- _TASK OBJECTIVE_: Reply with one number: the count of lines in the listing that contain the string "Informações".

- _DATA PROVIDED_:
..........

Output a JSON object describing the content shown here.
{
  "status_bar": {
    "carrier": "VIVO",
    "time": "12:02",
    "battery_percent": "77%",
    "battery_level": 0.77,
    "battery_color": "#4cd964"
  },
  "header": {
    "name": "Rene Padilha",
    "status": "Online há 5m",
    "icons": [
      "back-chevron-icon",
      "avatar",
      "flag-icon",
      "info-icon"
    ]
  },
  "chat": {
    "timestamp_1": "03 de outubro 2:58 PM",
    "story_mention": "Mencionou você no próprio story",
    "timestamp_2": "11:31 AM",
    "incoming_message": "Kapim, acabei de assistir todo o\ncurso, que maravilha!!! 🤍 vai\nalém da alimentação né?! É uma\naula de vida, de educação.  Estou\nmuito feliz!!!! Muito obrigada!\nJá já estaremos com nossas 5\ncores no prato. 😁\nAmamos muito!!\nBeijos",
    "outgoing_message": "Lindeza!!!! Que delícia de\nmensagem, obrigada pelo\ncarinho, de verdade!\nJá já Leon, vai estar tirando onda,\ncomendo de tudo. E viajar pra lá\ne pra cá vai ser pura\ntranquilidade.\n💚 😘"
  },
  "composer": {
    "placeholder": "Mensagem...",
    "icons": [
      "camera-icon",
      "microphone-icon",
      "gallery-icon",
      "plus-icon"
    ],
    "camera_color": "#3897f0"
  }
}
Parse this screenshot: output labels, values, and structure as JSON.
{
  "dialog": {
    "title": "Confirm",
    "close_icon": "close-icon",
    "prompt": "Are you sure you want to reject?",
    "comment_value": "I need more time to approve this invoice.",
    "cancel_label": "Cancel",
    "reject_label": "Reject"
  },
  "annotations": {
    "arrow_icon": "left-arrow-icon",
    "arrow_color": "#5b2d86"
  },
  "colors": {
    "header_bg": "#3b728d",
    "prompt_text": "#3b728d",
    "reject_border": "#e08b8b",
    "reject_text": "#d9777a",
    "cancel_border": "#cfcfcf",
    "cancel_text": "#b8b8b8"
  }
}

..........

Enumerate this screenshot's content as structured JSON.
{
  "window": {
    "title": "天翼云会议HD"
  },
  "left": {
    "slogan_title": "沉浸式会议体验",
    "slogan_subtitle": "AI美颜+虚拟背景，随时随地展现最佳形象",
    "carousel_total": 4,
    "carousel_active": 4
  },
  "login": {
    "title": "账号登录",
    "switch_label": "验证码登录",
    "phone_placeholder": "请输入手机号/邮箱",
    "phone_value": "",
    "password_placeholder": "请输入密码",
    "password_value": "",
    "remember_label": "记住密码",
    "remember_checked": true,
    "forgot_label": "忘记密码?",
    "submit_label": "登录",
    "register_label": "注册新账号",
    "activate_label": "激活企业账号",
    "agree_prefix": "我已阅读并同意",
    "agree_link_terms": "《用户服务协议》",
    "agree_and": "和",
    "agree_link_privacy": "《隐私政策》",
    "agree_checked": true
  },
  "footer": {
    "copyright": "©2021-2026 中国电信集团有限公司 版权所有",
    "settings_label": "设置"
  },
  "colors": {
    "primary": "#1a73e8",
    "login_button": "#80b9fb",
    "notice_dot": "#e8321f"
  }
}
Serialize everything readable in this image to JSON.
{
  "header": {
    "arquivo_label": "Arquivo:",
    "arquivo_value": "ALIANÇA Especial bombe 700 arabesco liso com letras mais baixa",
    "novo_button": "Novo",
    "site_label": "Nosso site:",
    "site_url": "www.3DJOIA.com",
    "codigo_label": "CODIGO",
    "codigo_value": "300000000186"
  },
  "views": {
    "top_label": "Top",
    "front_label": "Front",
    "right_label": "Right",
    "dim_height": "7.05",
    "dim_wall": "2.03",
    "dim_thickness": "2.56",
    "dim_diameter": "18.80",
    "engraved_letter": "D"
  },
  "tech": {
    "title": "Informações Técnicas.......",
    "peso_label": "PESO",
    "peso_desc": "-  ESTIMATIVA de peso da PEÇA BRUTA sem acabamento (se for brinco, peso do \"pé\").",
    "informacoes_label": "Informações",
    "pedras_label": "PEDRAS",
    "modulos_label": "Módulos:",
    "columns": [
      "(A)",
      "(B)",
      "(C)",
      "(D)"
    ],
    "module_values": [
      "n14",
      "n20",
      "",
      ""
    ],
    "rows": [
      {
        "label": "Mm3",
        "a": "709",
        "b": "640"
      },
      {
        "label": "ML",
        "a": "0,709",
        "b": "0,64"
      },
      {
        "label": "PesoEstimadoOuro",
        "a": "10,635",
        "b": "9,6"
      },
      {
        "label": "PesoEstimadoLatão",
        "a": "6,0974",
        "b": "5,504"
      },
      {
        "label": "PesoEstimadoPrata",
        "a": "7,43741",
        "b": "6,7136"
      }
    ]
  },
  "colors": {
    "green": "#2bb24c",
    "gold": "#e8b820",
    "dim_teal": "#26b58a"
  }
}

..........

- _RESPONSE BELOW_: 2